(Task)
Look through the material below and give the number of lines holding "Symbologie", with no other words.
## BEGIN
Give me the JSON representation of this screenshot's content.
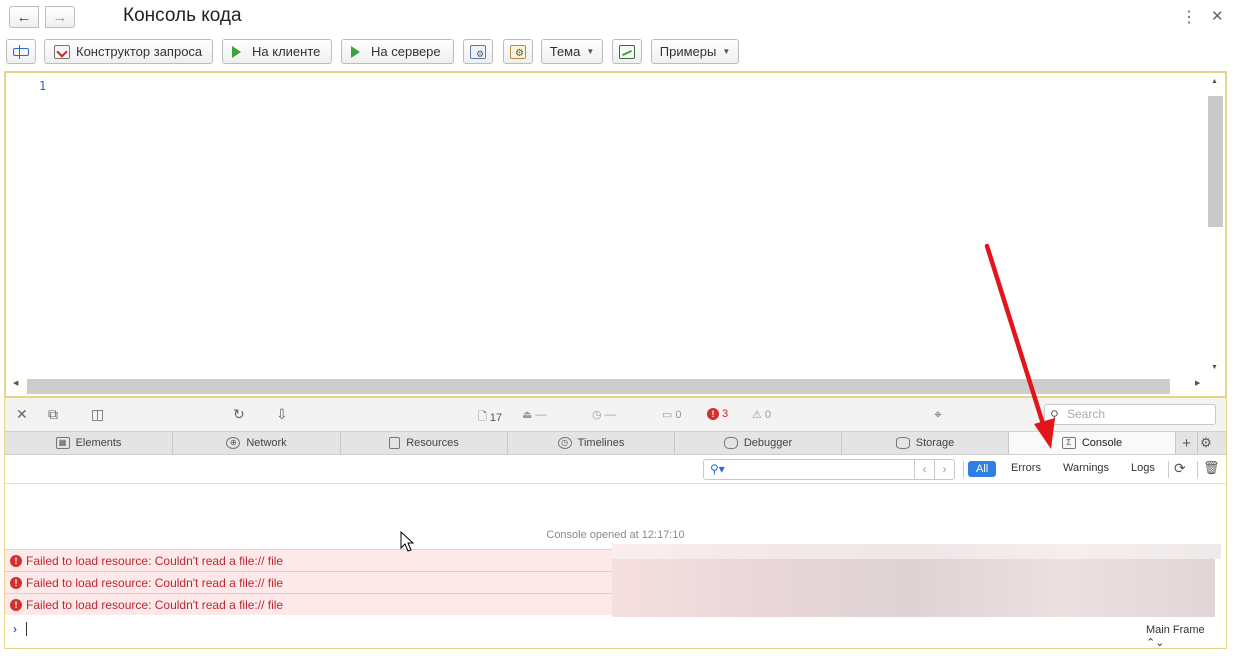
{
  "window": {
    "title": "Консоль кода",
    "nav_back": "←",
    "nav_forward": "→"
  },
  "toolbar": {
    "query_builder_label": "Конструктор запроса",
    "on_client_label": "На клиенте",
    "on_server_label": "На сервере",
    "theme_label": "Тема",
    "examples_label": "Примеры"
  },
  "editor": {
    "line_number": "1"
  },
  "devtools": {
    "stats": {
      "resources": "17",
      "size": "—",
      "time": "—",
      "logs": "0",
      "errors": "3",
      "warnings": "0"
    },
    "search_placeholder": "Search",
    "tabs": [
      {
        "label": "Elements",
        "icon": "elements-icon"
      },
      {
        "label": "Network",
        "icon": "network-icon"
      },
      {
        "label": "Resources",
        "icon": "resources-icon"
      },
      {
        "label": "Timelines",
        "icon": "timelines-icon"
      },
      {
        "label": "Debugger",
        "icon": "debugger-icon"
      },
      {
        "label": "Storage",
        "icon": "storage-icon"
      },
      {
        "label": "Console",
        "icon": "console-icon",
        "active": true
      }
    ],
    "filters": {
      "all": "All",
      "errors": "Errors",
      "warnings": "Warnings",
      "logs": "Logs"
    },
    "console": {
      "opened_message": "Console opened at 12:17:10",
      "errors": [
        "Failed to load resource: Couldn't read a file:// file",
        "Failed to load resource: Couldn't read a file:// file",
        "Failed to load resource: Couldn't read a file:// file"
      ],
      "frame_selector": "Main Frame"
    }
  },
  "colors": {
    "active_filter": "#2f7ee6",
    "error_text": "#c0262d",
    "error_bg": "#fde9ea",
    "run_icon": "#3ca03c",
    "editor_border": "#e8d48b"
  }
}
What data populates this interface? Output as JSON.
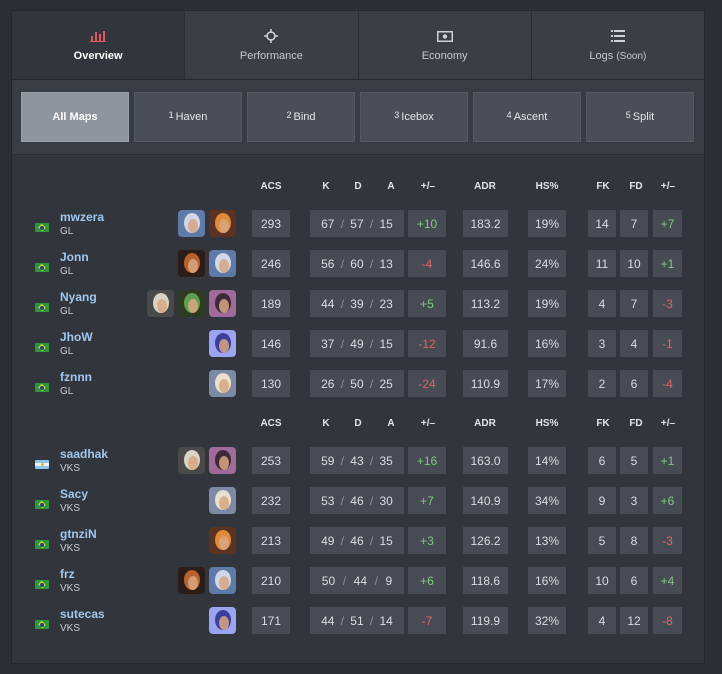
{
  "tabs": [
    {
      "label": "Overview",
      "icon": "bar-chart-icon"
    },
    {
      "label": "Performance",
      "icon": "crosshair-icon"
    },
    {
      "label": "Economy",
      "icon": "banknote-icon"
    },
    {
      "label": "Logs",
      "soon": "(Soon)",
      "icon": "list-icon"
    }
  ],
  "maps": [
    {
      "num": "",
      "label": "All Maps"
    },
    {
      "num": "1",
      "label": "Haven"
    },
    {
      "num": "2",
      "label": "Bind"
    },
    {
      "num": "3",
      "label": "Icebox"
    },
    {
      "num": "4",
      "label": "Ascent"
    },
    {
      "num": "5",
      "label": "Split"
    }
  ],
  "headers": {
    "acs": "ACS",
    "k": "K",
    "d": "D",
    "a": "A",
    "pm": "+/–",
    "adr": "ADR",
    "hs": "HS%",
    "fk": "FK",
    "fd": "FD",
    "fpm": "+/–"
  },
  "teams": [
    {
      "players": [
        {
          "name": "mwzera",
          "team": "GL",
          "flag": "br",
          "agents": [
            "jett",
            "raze"
          ],
          "acs": "293",
          "k": "67",
          "d": "57",
          "a": "15",
          "pm": "+10",
          "adr": "183.2",
          "hs": "19%",
          "fk": "14",
          "fd": "7",
          "fpm": "+7"
        },
        {
          "name": "Jonn",
          "team": "GL",
          "flag": "br",
          "agents": [
            "phoenix",
            "jett"
          ],
          "acs": "246",
          "k": "56",
          "d": "60",
          "a": "13",
          "pm": "-4",
          "adr": "146.6",
          "hs": "24%",
          "fk": "11",
          "fd": "10",
          "fpm": "+1"
        },
        {
          "name": "Nyang",
          "team": "GL",
          "flag": "br",
          "agents": [
            "cypher",
            "skye",
            "reyna"
          ],
          "acs": "189",
          "k": "44",
          "d": "39",
          "a": "23",
          "pm": "+5",
          "adr": "113.2",
          "hs": "19%",
          "fk": "4",
          "fd": "7",
          "fpm": "-3"
        },
        {
          "name": "JhoW",
          "team": "GL",
          "flag": "br",
          "agents": [
            "omen"
          ],
          "acs": "146",
          "k": "37",
          "d": "49",
          "a": "15",
          "pm": "-12",
          "adr": "91.6",
          "hs": "16%",
          "fk": "3",
          "fd": "4",
          "fpm": "-1"
        },
        {
          "name": "fznnn",
          "team": "GL",
          "flag": "br",
          "agents": [
            "sova"
          ],
          "acs": "130",
          "k": "26",
          "d": "50",
          "a": "25",
          "pm": "-24",
          "adr": "110.9",
          "hs": "17%",
          "fk": "2",
          "fd": "6",
          "fpm": "-4"
        }
      ]
    },
    {
      "players": [
        {
          "name": "saadhak",
          "team": "VKS",
          "flag": "ar",
          "agents": [
            "cypher",
            "reyna"
          ],
          "acs": "253",
          "k": "59",
          "d": "43",
          "a": "35",
          "pm": "+16",
          "adr": "163.0",
          "hs": "14%",
          "fk": "6",
          "fd": "5",
          "fpm": "+1"
        },
        {
          "name": "Sacy",
          "team": "VKS",
          "flag": "br",
          "agents": [
            "sova"
          ],
          "acs": "232",
          "k": "53",
          "d": "46",
          "a": "30",
          "pm": "+7",
          "adr": "140.9",
          "hs": "34%",
          "fk": "9",
          "fd": "3",
          "fpm": "+6"
        },
        {
          "name": "gtnziN",
          "team": "VKS",
          "flag": "br",
          "agents": [
            "raze"
          ],
          "acs": "213",
          "k": "49",
          "d": "46",
          "a": "15",
          "pm": "+3",
          "adr": "126.2",
          "hs": "13%",
          "fk": "5",
          "fd": "8",
          "fpm": "-3"
        },
        {
          "name": "frz",
          "team": "VKS",
          "flag": "br",
          "agents": [
            "phoenix",
            "jett"
          ],
          "acs": "210",
          "k": "50",
          "d": "44",
          "a": "9",
          "pm": "+6",
          "adr": "118.6",
          "hs": "16%",
          "fk": "10",
          "fd": "6",
          "fpm": "+4"
        },
        {
          "name": "sutecas",
          "team": "VKS",
          "flag": "br",
          "agents": [
            "omen"
          ],
          "acs": "171",
          "k": "44",
          "d": "51",
          "a": "14",
          "pm": "-7",
          "adr": "119.9",
          "hs": "32%",
          "fk": "4",
          "fd": "12",
          "fpm": "-8"
        }
      ]
    }
  ],
  "colors": {
    "positive": "#7ecb7e",
    "negative": "#e0636a",
    "link": "#9fc7f0",
    "accent": "#e05a5a"
  }
}
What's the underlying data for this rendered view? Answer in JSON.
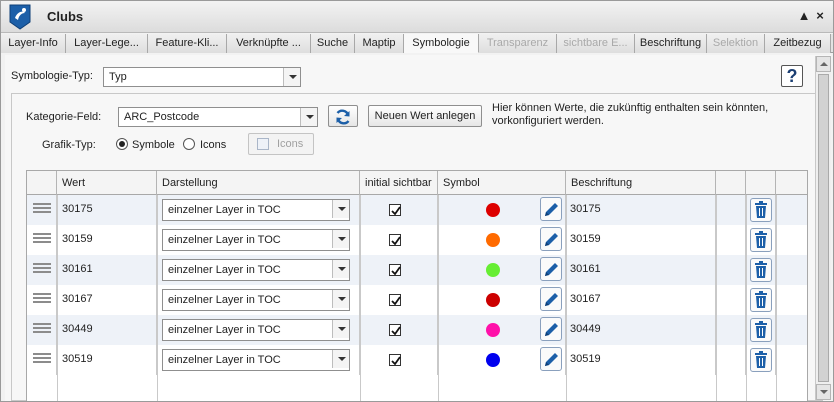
{
  "window": {
    "title": "Clubs",
    "collapse_glyph": "▲",
    "close_glyph": "×"
  },
  "tabs": [
    {
      "label": "Layer-Info",
      "state": "normal"
    },
    {
      "label": "Layer-Lege...",
      "state": "normal"
    },
    {
      "label": "Feature-Kli...",
      "state": "normal"
    },
    {
      "label": "Verknüpfte ...",
      "state": "normal"
    },
    {
      "label": "Suche",
      "state": "normal"
    },
    {
      "label": "Maptip",
      "state": "normal"
    },
    {
      "label": "Symbologie",
      "state": "active"
    },
    {
      "label": "Transparenz",
      "state": "disabled"
    },
    {
      "label": "sichtbare E...",
      "state": "disabled"
    },
    {
      "label": "Beschriftung",
      "state": "normal"
    },
    {
      "label": "Selektion",
      "state": "disabled"
    },
    {
      "label": "Zeitbezug",
      "state": "normal"
    }
  ],
  "symbology": {
    "type_label": "Symbologie-Typ:",
    "type_value": "Typ",
    "help_glyph": "?",
    "category_label": "Kategorie-Feld:",
    "category_value": "ARC_Postcode",
    "new_value_button": "Neuen Wert anlegen",
    "hint": "Hier können Werte, die zukünftig enthalten sein könnten, vorkonfiguriert werden.",
    "graphic_type_label": "Grafik-Typ:",
    "option_symbols": "Symbole",
    "option_icons": "Icons",
    "icons_button": "Icons",
    "selected_graphic_type": "Symbole"
  },
  "table": {
    "headers": {
      "wert": "Wert",
      "darstellung": "Darstellung",
      "initial_sichtbar": "initial sichtbar",
      "symbol": "Symbol",
      "beschriftung": "Beschriftung"
    },
    "rows": [
      {
        "wert": "30175",
        "darstellung": "einzelner Layer in TOC",
        "visible": true,
        "color": "#dd0000",
        "beschriftung": "30175"
      },
      {
        "wert": "30159",
        "darstellung": "einzelner Layer in TOC",
        "visible": true,
        "color": "#ff6a00",
        "beschriftung": "30159"
      },
      {
        "wert": "30161",
        "darstellung": "einzelner Layer in TOC",
        "visible": true,
        "color": "#66ee33",
        "beschriftung": "30161"
      },
      {
        "wert": "30167",
        "darstellung": "einzelner Layer in TOC",
        "visible": true,
        "color": "#cc0000",
        "beschriftung": "30167"
      },
      {
        "wert": "30449",
        "darstellung": "einzelner Layer in TOC",
        "visible": true,
        "color": "#ff11aa",
        "beschriftung": "30449"
      },
      {
        "wert": "30519",
        "darstellung": "einzelner Layer in TOC",
        "visible": true,
        "color": "#0000ee",
        "beschriftung": "30519"
      }
    ]
  },
  "colors": {
    "accent": "#1c5fa8",
    "row_alt": "#eef2f8"
  }
}
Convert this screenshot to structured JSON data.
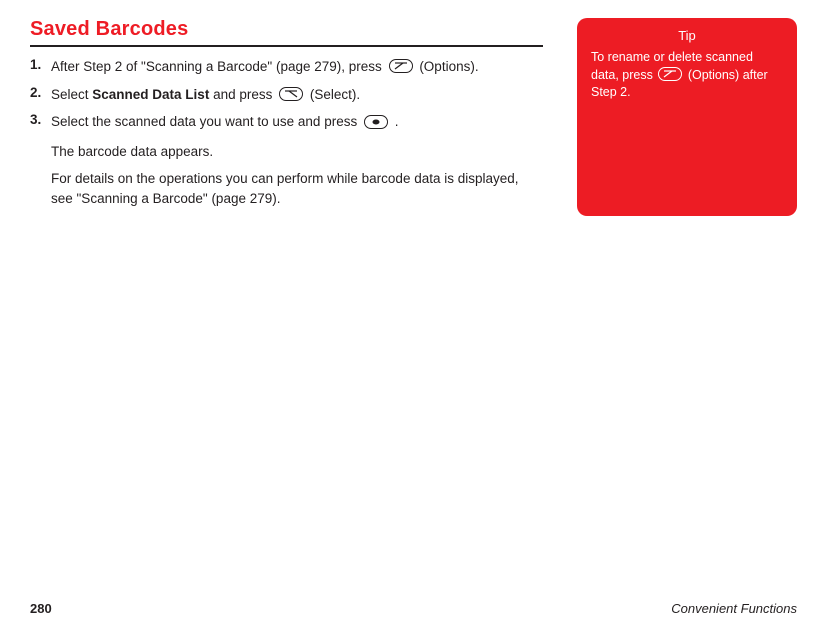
{
  "heading": "Saved Barcodes",
  "steps": [
    {
      "num": "1.",
      "pre": "After Step 2 of \"Scanning a Barcode\" (page 279), press ",
      "key": "softkey-left",
      "post": " (Options)."
    },
    {
      "num": "2.",
      "pre": "Select ",
      "bold": "Scanned Data List",
      "mid": " and press ",
      "key": "softkey-right",
      "post": " (Select)."
    },
    {
      "num": "3.",
      "pre": "Select the scanned data you want to use and press ",
      "key": "center-key",
      "post": "."
    }
  ],
  "result": {
    "line1": "The barcode data appears.",
    "line2": "For details on the operations you can perform while barcode data is displayed, see \"Scanning a Barcode\" (page 279)."
  },
  "tip": {
    "title": "Tip",
    "pre": "To rename or delete scanned data, press ",
    "post": " (Options) after Step 2."
  },
  "footer": {
    "page": "280",
    "section": "Convenient Functions"
  }
}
## END
(Exercise response)
2